» Given problem: Below are some records; return each one exactly.

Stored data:
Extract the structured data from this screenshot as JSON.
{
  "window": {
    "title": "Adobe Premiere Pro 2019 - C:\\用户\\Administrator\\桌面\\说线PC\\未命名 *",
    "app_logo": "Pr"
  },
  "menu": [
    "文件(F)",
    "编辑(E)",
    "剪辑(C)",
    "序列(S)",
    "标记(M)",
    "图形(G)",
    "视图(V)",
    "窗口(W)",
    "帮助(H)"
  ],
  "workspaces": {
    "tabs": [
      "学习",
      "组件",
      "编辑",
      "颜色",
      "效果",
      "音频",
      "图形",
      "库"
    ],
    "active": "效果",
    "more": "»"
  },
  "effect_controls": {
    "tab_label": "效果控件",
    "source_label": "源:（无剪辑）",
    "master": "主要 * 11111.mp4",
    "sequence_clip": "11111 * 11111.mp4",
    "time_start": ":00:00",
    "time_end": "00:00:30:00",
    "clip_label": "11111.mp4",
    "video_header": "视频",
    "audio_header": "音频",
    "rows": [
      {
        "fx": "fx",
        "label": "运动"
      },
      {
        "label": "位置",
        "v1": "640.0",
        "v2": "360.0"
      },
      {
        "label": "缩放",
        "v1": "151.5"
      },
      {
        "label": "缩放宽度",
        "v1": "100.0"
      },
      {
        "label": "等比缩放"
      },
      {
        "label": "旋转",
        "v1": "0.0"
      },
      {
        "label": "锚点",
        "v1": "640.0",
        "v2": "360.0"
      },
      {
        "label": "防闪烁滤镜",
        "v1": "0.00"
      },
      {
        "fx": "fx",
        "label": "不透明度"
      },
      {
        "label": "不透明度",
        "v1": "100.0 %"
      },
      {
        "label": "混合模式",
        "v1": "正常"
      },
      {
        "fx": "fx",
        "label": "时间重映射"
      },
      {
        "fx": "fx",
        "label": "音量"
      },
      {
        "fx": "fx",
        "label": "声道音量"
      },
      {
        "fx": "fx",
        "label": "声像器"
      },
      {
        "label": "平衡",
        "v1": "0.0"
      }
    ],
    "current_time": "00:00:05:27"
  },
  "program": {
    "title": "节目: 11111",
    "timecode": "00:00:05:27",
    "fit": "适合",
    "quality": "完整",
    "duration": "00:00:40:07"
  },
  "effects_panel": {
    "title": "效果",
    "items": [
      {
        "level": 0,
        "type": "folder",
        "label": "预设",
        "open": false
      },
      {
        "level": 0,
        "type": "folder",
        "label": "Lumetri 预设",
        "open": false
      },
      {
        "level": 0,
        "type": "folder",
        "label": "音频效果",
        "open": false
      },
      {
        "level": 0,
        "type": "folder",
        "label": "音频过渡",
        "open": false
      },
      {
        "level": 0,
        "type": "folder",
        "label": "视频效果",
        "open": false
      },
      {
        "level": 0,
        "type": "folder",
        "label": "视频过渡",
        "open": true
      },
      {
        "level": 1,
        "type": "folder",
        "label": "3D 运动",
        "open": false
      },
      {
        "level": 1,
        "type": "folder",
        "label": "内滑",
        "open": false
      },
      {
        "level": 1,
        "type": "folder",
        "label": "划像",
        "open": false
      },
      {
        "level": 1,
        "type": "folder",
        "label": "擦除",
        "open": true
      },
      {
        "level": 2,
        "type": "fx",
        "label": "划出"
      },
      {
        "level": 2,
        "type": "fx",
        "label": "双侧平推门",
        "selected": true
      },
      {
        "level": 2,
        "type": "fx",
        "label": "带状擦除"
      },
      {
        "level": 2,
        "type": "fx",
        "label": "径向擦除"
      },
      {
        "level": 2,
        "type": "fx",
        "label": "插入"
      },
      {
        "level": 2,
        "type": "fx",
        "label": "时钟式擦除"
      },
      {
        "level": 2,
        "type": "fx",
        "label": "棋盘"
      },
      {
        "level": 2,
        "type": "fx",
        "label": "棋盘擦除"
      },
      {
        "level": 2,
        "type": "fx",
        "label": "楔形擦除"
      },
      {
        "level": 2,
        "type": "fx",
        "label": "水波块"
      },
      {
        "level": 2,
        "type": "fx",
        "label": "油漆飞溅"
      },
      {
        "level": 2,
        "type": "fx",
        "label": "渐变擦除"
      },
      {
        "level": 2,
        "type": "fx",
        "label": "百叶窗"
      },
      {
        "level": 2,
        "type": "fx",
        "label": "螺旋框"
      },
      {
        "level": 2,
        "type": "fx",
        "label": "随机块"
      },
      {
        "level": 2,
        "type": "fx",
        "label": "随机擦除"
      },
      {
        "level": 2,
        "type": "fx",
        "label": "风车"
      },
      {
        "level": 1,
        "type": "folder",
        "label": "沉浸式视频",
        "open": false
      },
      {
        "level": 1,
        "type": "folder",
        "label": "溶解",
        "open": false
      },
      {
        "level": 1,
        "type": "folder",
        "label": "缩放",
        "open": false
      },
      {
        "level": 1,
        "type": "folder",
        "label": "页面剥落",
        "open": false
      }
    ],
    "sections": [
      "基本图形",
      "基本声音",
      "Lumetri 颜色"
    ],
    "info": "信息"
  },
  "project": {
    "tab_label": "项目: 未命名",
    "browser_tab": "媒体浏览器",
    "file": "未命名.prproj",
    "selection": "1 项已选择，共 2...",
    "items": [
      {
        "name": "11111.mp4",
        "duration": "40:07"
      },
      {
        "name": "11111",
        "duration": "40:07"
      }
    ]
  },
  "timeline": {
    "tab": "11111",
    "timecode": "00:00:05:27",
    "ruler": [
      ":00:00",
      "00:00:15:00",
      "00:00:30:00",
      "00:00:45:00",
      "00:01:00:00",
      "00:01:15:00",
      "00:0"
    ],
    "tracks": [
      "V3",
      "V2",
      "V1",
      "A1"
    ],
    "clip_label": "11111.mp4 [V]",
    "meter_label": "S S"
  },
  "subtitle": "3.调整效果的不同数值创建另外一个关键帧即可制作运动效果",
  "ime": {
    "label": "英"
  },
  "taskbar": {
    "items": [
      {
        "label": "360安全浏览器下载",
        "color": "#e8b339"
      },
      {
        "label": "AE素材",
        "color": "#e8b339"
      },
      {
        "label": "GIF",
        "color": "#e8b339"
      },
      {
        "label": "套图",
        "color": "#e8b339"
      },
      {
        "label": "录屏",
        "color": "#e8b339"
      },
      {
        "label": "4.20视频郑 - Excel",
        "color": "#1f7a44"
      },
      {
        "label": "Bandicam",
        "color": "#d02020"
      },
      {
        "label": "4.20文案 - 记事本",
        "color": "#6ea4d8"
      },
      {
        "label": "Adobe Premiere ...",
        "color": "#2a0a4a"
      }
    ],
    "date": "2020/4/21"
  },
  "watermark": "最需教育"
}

» Solution for this task:
Extract the structured data from this screenshot as JSON.
{
  "window": {
    "title": "Adobe Premiere Pro 2019 - C:\\用户\\Administrator\\桌面\\说线PC\\未命名 *",
    "app_logo": "Pr"
  },
  "menu": [
    "文件(F)",
    "编辑(E)",
    "剪辑(C)",
    "序列(S)",
    "标记(M)",
    "图形(G)",
    "视图(V)",
    "窗口(W)",
    "帮助(H)"
  ],
  "workspaces": {
    "tabs": [
      "学习",
      "组件",
      "编辑",
      "颜色",
      "效果",
      "音频",
      "图形",
      "库"
    ],
    "active": "效果",
    "more": "»"
  },
  "effect_controls": {
    "tab_label": "效果控件",
    "source_label": "源:（无剪辑）",
    "master": "主要 * 11111.mp4",
    "sequence_clip": "11111 * 11111.mp4",
    "time_start": ":00:00",
    "time_end": "00:00:30:00",
    "clip_label": "11111.mp4",
    "video_header": "视频",
    "audio_header": "音频",
    "rows": [
      {
        "fx": "fx",
        "label": "运动"
      },
      {
        "label": "位置",
        "v1": "640.0",
        "v2": "360.0"
      },
      {
        "label": "缩放",
        "v1": "151.5"
      },
      {
        "label": "缩放宽度",
        "v1": "100.0"
      },
      {
        "label": "等比缩放"
      },
      {
        "label": "旋转",
        "v1": "0.0"
      },
      {
        "label": "锚点",
        "v1": "640.0",
        "v2": "360.0"
      },
      {
        "label": "防闪烁滤镜",
        "v1": "0.00"
      },
      {
        "fx": "fx",
        "label": "不透明度"
      },
      {
        "label": "不透明度",
        "v1": "100.0 %"
      },
      {
        "label": "混合模式",
        "v1": "正常"
      },
      {
        "fx": "fx",
        "label": "时间重映射"
      },
      {
        "fx": "fx",
        "label": "音量"
      },
      {
        "fx": "fx",
        "label": "声道音量"
      },
      {
        "fx": "fx",
        "label": "声像器"
      },
      {
        "label": "平衡",
        "v1": "0.0"
      }
    ],
    "current_time": "00:00:05:27"
  },
  "program": {
    "title": "节目: 11111",
    "timecode": "00:00:05:27",
    "fit": "适合",
    "quality": "完整",
    "duration": "00:00:40:07"
  },
  "effects_panel": {
    "title": "效果",
    "items": [
      {
        "level": 0,
        "type": "folder",
        "label": "预设",
        "open": false
      },
      {
        "level": 0,
        "type": "folder",
        "label": "Lumetri 预设",
        "open": false
      },
      {
        "level": 0,
        "type": "folder",
        "label": "音频效果",
        "open": false
      },
      {
        "level": 0,
        "type": "folder",
        "label": "音频过渡",
        "open": false
      },
      {
        "level": 0,
        "type": "folder",
        "label": "视频效果",
        "open": false
      },
      {
        "level": 0,
        "type": "folder",
        "label": "视频过渡",
        "open": true
      },
      {
        "level": 1,
        "type": "folder",
        "label": "3D 运动",
        "open": false
      },
      {
        "level": 1,
        "type": "folder",
        "label": "内滑",
        "open": false
      },
      {
        "level": 1,
        "type": "folder",
        "label": "划像",
        "open": false
      },
      {
        "level": 1,
        "type": "folder",
        "label": "擦除",
        "open": true
      },
      {
        "level": 2,
        "type": "fx",
        "label": "划出"
      },
      {
        "level": 2,
        "type": "fx",
        "label": "双侧平推门",
        "selected": true
      },
      {
        "level": 2,
        "type": "fx",
        "label": "带状擦除"
      },
      {
        "level": 2,
        "type": "fx",
        "label": "径向擦除"
      },
      {
        "level": 2,
        "type": "fx",
        "label": "插入"
      },
      {
        "level": 2,
        "type": "fx",
        "label": "时钟式擦除"
      },
      {
        "level": 2,
        "type": "fx",
        "label": "棋盘"
      },
      {
        "level": 2,
        "type": "fx",
        "label": "棋盘擦除"
      },
      {
        "level": 2,
        "type": "fx",
        "label": "楔形擦除"
      },
      {
        "level": 2,
        "type": "fx",
        "label": "水波块"
      },
      {
        "level": 2,
        "type": "fx",
        "label": "油漆飞溅"
      },
      {
        "level": 2,
        "type": "fx",
        "label": "渐变擦除"
      },
      {
        "level": 2,
        "type": "fx",
        "label": "百叶窗"
      },
      {
        "level": 2,
        "type": "fx",
        "label": "螺旋框"
      },
      {
        "level": 2,
        "type": "fx",
        "label": "随机块"
      },
      {
        "level": 2,
        "type": "fx",
        "label": "随机擦除"
      },
      {
        "level": 2,
        "type": "fx",
        "label": "风车"
      },
      {
        "level": 1,
        "type": "folder",
        "label": "沉浸式视频",
        "open": false
      },
      {
        "level": 1,
        "type": "folder",
        "label": "溶解",
        "open": false
      },
      {
        "level": 1,
        "type": "folder",
        "label": "缩放",
        "open": false
      },
      {
        "level": 1,
        "type": "folder",
        "label": "页面剥落",
        "open": false
      }
    ],
    "sections": [
      "基本图形",
      "基本声音",
      "Lumetri 颜色"
    ],
    "info": "信息"
  },
  "project": {
    "tab_label": "项目: 未命名",
    "browser_tab": "媒体浏览器",
    "file": "未命名.prproj",
    "selection": "1 项已选择，共 2...",
    "items": [
      {
        "name": "11111.mp4",
        "duration": "40:07"
      },
      {
        "name": "11111",
        "duration": "40:07"
      }
    ]
  },
  "timeline": {
    "tab": "11111",
    "timecode": "00:00:05:27",
    "ruler": [
      ":00:00",
      "00:00:15:00",
      "00:00:30:00",
      "00:00:45:00",
      "00:01:00:00",
      "00:01:15:00",
      "00:0"
    ],
    "tracks": [
      "V3",
      "V2",
      "V1",
      "A1"
    ],
    "clip_label": "11111.mp4 [V]",
    "meter_label": "S S"
  },
  "subtitle": "3.调整效果的不同数值创建另外一个关键帧即可制作运动效果",
  "ime": {
    "label": "英"
  },
  "taskbar": {
    "items": [
      {
        "label": "360安全浏览器下载",
        "color": "#e8b339"
      },
      {
        "label": "AE素材",
        "color": "#e8b339"
      },
      {
        "label": "GIF",
        "color": "#e8b339"
      },
      {
        "label": "套图",
        "color": "#e8b339"
      },
      {
        "label": "录屏",
        "color": "#e8b339"
      },
      {
        "label": "4.20视频郑 - Excel",
        "color": "#1f7a44"
      },
      {
        "label": "Bandicam",
        "color": "#d02020"
      },
      {
        "label": "4.20文案 - 记事本",
        "color": "#6ea4d8"
      },
      {
        "label": "Adobe Premiere ...",
        "color": "#2a0a4a"
      }
    ],
    "date": "2020/4/21"
  },
  "watermark": "最需教育"
}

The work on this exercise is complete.